Copy out every line of the records where the string "contactos" occurs.

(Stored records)
☆ ☆ ☆ ☆

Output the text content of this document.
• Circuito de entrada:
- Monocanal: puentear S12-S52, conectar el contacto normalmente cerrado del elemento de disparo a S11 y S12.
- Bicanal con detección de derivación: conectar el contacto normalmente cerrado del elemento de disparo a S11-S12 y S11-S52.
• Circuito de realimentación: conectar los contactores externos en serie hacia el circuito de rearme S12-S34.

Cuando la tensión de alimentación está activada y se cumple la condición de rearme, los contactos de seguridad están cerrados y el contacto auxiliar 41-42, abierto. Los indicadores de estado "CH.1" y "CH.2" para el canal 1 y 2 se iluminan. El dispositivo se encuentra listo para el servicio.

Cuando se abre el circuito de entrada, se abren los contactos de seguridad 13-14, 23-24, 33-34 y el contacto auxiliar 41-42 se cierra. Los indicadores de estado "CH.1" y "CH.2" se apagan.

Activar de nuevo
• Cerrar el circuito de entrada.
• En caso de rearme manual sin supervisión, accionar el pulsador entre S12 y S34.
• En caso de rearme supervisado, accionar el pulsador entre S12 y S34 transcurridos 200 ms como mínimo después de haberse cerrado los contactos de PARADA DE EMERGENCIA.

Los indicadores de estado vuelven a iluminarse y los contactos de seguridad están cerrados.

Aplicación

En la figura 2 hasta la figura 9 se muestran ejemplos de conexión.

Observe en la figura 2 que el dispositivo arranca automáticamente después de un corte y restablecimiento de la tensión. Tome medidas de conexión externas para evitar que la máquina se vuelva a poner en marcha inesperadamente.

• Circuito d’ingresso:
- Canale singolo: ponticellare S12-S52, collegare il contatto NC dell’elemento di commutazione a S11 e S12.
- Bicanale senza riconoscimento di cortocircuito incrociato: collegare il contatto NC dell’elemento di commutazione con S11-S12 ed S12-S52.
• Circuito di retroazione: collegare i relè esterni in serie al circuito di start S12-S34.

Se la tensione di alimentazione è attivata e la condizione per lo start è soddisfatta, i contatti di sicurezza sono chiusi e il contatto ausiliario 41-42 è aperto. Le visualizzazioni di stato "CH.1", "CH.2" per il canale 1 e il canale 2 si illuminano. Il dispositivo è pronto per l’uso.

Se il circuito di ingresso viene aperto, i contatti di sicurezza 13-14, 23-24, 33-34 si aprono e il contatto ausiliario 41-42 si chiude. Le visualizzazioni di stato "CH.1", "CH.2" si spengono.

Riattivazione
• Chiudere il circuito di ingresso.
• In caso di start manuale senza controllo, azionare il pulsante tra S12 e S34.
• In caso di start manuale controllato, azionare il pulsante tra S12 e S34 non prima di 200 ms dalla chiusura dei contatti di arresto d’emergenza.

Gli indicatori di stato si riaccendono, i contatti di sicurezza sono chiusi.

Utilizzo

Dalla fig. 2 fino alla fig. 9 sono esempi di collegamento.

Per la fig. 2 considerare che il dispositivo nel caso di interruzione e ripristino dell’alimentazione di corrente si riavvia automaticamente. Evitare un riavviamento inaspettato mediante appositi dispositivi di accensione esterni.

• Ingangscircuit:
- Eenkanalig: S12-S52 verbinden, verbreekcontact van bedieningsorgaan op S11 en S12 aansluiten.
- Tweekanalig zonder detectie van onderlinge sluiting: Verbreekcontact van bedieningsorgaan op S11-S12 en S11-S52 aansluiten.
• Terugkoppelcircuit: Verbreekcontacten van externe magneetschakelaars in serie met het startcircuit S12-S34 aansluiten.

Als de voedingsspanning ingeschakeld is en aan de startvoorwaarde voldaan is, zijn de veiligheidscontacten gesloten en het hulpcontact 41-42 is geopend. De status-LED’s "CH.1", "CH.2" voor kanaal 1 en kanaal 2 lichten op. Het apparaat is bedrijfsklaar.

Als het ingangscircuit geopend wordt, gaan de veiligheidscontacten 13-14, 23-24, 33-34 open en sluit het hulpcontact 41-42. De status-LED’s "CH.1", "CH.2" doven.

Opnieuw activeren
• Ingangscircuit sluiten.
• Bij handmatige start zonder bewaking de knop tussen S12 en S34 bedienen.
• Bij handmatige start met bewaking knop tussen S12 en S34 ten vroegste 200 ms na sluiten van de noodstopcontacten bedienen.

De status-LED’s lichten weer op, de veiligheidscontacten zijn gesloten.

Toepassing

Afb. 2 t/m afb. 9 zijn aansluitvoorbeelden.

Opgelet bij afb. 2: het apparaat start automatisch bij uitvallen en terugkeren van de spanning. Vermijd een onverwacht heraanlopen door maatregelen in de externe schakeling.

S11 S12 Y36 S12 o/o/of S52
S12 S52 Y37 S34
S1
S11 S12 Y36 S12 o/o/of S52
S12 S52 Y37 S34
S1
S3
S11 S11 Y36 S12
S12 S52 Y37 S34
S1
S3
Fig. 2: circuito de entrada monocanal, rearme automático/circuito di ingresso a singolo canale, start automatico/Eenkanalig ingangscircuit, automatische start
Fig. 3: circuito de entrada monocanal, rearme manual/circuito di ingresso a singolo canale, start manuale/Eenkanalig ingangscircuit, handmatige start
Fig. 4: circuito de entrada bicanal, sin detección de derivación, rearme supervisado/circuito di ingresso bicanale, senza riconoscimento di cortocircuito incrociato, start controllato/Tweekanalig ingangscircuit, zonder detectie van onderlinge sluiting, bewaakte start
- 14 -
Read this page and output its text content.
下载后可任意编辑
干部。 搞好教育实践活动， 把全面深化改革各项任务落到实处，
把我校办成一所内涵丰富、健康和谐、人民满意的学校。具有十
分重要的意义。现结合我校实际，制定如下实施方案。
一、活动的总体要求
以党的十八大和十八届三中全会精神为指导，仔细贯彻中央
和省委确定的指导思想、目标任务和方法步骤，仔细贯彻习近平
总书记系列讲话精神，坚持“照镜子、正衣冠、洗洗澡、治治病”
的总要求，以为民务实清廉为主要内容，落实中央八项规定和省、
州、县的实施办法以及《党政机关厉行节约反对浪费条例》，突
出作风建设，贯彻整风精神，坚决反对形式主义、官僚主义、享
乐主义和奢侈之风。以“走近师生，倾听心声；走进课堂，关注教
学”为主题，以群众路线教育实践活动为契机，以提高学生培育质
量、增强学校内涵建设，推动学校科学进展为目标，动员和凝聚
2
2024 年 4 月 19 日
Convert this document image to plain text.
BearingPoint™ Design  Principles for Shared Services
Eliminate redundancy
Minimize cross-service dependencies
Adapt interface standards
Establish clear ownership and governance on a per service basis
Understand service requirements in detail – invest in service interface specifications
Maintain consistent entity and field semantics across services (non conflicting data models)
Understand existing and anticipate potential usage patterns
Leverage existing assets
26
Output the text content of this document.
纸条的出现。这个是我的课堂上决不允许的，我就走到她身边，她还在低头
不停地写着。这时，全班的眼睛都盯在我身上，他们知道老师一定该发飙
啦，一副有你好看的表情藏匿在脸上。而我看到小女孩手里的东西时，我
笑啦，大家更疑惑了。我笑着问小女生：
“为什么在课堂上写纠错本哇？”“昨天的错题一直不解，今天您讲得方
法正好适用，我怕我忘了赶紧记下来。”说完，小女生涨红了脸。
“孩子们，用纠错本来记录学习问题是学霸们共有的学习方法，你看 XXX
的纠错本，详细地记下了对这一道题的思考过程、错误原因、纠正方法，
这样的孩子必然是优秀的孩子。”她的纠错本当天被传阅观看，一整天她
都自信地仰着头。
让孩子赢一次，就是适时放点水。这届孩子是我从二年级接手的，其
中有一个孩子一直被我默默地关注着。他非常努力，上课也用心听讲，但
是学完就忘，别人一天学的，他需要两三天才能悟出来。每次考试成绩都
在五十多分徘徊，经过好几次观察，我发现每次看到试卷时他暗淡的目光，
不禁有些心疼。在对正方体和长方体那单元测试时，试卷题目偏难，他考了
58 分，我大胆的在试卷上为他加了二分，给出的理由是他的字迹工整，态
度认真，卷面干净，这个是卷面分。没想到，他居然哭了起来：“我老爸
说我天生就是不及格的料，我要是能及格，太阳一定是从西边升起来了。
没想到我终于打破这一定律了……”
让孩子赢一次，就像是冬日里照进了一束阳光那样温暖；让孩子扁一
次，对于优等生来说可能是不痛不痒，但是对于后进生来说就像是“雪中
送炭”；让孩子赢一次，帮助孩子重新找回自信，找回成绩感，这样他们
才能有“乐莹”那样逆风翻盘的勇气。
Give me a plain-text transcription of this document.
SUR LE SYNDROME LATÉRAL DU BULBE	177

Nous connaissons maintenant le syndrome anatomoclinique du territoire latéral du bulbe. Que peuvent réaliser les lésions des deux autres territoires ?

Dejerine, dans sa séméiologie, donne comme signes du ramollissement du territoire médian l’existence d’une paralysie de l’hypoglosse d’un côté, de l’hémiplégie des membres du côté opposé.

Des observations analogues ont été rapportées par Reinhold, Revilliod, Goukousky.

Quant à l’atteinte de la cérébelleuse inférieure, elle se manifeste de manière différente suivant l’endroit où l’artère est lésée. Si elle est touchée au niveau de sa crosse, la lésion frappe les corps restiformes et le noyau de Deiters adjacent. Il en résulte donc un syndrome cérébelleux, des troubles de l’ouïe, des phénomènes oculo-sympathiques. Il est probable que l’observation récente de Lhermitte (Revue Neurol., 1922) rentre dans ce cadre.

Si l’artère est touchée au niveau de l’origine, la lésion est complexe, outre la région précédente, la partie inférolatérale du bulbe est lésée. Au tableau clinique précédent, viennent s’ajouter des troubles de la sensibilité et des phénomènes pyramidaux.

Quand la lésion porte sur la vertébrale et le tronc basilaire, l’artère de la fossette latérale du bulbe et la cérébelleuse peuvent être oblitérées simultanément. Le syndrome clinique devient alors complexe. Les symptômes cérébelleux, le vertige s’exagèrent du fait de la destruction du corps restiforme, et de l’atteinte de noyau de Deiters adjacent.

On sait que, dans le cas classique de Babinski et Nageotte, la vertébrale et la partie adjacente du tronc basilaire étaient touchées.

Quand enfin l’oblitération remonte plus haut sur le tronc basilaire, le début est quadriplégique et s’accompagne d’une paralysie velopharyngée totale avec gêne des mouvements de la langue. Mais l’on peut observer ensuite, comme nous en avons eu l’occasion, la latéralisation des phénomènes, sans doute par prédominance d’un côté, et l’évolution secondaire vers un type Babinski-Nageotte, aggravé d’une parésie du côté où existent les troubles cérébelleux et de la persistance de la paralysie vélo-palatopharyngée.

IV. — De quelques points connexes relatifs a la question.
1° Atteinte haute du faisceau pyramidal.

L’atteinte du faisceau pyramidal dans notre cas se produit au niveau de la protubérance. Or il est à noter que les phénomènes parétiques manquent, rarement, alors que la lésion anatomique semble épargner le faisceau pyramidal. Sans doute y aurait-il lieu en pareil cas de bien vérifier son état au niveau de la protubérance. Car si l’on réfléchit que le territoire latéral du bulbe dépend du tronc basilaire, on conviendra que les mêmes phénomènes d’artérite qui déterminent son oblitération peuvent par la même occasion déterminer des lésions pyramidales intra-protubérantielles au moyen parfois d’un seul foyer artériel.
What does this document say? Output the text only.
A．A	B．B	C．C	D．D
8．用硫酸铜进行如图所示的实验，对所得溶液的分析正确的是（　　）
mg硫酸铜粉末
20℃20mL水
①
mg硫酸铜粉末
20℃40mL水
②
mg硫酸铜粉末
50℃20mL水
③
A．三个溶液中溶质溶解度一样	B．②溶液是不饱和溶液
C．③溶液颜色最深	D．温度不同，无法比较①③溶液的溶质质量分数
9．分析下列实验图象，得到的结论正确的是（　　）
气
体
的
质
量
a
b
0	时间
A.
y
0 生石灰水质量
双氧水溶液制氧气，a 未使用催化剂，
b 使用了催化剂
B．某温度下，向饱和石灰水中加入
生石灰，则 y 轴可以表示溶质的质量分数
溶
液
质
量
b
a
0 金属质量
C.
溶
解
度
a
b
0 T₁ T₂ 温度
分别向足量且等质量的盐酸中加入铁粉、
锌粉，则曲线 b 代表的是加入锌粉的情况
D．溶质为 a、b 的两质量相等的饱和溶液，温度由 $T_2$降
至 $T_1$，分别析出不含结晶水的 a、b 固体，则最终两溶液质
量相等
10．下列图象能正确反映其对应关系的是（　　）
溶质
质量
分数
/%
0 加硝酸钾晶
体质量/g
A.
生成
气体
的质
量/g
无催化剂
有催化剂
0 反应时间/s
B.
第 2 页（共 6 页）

☆ ☆ ☆ ☆

» CORRECT RESULT
Cuando la tensión de alimentación está activada y se cumple la condición de rearme, los contactos de seguridad están cerrados y el contacto auxiliar 41-42, abierto. Los indicadores de estado "CH.1" y "CH.2" para el canal 1 y 2 se iluminan. El dispositivo se encuentra listo para el servicio.
Cuando se abre el circuito de entrada, se abren los contactos de seguridad 13-14, 23-24, 33-34 y el contacto auxiliar 41-42 se cierra. Los indicadores de estado "CH.1" y "CH.2" se apagan.
• En caso de rearme supervisado, accionar el pulsador entre S12 y S34 transcurridos 200 ms como mínimo después de haberse cerrado los contactos de PARADA DE EMERGENCIA.
Los indicadores de estado vuelven a iluminarse y los contactos de seguridad están cerrados.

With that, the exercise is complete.